### EXTRACTED RECORDS ###

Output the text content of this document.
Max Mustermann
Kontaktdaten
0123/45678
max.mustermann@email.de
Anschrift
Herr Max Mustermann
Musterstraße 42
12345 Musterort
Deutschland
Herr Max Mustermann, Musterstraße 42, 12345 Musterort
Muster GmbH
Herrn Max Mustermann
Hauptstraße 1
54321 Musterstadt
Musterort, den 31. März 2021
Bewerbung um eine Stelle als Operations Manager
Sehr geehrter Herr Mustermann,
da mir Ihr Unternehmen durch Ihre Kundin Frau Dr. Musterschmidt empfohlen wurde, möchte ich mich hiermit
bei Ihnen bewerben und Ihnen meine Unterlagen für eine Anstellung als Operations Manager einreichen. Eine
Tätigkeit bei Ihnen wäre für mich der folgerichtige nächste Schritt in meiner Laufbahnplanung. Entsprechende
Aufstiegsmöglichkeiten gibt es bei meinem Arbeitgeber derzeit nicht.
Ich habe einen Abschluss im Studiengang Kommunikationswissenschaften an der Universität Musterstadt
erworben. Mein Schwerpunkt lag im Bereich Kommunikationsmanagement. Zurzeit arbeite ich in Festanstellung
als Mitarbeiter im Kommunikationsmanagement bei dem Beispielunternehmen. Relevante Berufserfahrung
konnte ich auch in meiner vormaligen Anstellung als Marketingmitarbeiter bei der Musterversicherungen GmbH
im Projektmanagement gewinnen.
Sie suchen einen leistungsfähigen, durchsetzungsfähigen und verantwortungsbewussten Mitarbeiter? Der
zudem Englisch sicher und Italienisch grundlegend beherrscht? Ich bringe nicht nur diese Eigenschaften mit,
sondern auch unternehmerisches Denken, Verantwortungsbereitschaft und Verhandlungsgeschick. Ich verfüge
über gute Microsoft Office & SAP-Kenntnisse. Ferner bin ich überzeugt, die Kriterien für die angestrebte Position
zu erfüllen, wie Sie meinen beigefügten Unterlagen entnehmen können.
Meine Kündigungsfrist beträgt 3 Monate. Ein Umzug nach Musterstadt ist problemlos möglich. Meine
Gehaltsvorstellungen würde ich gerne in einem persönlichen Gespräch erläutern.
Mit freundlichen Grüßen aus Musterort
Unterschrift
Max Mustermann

###

* _DIRECTIONS FOR THIS TASK_:
Identify the lines above that contain the word "Unterlagen", then copy them.

* _EXERCISE RESPONSE_:
bei Ihnen bewerben und Ihnen meine Unterlagen für eine Anstellung als Operations Manager einreichen. Eine
zu erfüllen, wie Sie meinen beigefügten Unterlagen entnehmen können.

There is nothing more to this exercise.